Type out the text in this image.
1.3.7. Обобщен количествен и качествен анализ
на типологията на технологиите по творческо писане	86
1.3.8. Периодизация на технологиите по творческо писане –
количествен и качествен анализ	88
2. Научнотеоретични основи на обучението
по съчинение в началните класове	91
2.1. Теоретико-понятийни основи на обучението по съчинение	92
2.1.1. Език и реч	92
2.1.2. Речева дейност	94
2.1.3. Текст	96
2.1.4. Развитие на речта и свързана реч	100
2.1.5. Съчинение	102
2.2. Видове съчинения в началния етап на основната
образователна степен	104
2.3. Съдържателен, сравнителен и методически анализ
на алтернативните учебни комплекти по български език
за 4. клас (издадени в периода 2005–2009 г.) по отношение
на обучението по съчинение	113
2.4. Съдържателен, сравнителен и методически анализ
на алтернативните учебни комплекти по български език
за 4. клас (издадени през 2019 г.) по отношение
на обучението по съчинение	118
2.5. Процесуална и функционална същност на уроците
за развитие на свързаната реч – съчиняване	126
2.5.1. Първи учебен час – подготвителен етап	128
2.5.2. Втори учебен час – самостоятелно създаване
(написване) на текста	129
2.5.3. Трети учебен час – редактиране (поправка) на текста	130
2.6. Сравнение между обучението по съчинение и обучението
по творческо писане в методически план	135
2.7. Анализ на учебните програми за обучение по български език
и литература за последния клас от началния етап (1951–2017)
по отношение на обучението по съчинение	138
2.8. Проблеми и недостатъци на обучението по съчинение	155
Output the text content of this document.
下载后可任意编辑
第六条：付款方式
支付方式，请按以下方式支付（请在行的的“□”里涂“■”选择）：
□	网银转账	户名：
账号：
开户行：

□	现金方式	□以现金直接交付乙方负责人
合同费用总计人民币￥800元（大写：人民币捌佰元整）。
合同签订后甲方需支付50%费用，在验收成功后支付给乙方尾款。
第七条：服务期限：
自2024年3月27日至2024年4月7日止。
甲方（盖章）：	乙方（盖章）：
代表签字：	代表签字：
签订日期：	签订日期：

- - -

■ **Given request**: Wherever a line in the data above holds "this", copy that line.

■ **Task answer**:
Type out the text in this image.
Output the text content of this document.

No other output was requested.